### [What to do]
Tally the lines that include "unit". Output the number only.

++++ Excerpted data

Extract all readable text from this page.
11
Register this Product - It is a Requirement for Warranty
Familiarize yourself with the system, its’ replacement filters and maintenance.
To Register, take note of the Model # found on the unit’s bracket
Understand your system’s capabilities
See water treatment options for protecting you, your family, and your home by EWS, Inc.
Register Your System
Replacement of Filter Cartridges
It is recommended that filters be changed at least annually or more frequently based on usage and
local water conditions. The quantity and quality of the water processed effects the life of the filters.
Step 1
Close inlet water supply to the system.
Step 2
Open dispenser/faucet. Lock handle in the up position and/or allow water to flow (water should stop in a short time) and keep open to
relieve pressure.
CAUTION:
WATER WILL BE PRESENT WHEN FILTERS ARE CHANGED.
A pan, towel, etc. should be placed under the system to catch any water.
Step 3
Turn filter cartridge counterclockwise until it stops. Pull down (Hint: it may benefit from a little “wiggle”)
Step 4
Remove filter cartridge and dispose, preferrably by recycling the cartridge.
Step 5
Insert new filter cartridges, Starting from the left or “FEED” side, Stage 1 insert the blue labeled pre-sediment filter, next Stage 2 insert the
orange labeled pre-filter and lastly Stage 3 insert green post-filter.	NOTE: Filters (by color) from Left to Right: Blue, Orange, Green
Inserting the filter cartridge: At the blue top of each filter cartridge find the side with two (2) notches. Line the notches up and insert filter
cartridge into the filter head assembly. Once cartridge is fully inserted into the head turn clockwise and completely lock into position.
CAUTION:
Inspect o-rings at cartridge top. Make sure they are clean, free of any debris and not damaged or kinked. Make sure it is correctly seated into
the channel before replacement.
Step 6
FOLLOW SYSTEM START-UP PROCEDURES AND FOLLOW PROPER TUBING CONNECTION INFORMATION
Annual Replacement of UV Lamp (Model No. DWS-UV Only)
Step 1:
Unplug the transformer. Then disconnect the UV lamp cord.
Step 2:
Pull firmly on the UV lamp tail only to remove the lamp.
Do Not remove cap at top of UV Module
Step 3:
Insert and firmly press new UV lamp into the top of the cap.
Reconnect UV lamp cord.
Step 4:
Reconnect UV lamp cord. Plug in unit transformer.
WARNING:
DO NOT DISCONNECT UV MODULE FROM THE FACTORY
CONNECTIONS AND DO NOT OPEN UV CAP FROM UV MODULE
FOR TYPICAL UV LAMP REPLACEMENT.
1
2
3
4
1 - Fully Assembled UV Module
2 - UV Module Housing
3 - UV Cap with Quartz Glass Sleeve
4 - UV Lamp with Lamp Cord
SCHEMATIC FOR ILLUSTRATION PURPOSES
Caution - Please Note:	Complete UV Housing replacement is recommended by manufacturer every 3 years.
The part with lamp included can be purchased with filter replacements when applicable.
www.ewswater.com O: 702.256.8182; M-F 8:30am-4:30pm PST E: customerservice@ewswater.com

++++++++

### [Result below]
2